Look through the data below. Pick out the lines holding the string "Volume".

● ● ● ●

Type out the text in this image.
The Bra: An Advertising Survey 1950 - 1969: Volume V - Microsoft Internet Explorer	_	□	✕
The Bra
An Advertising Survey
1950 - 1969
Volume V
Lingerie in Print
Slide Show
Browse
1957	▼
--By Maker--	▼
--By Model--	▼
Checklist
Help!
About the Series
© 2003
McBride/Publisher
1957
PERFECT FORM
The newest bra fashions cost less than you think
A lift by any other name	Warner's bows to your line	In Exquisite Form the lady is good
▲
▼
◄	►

● ● ● ●

The solution:
The Bra: An Advertising Survey 1950 - 1969: Volume V - Microsoft Internet Explorer	_	□	✕
Volume V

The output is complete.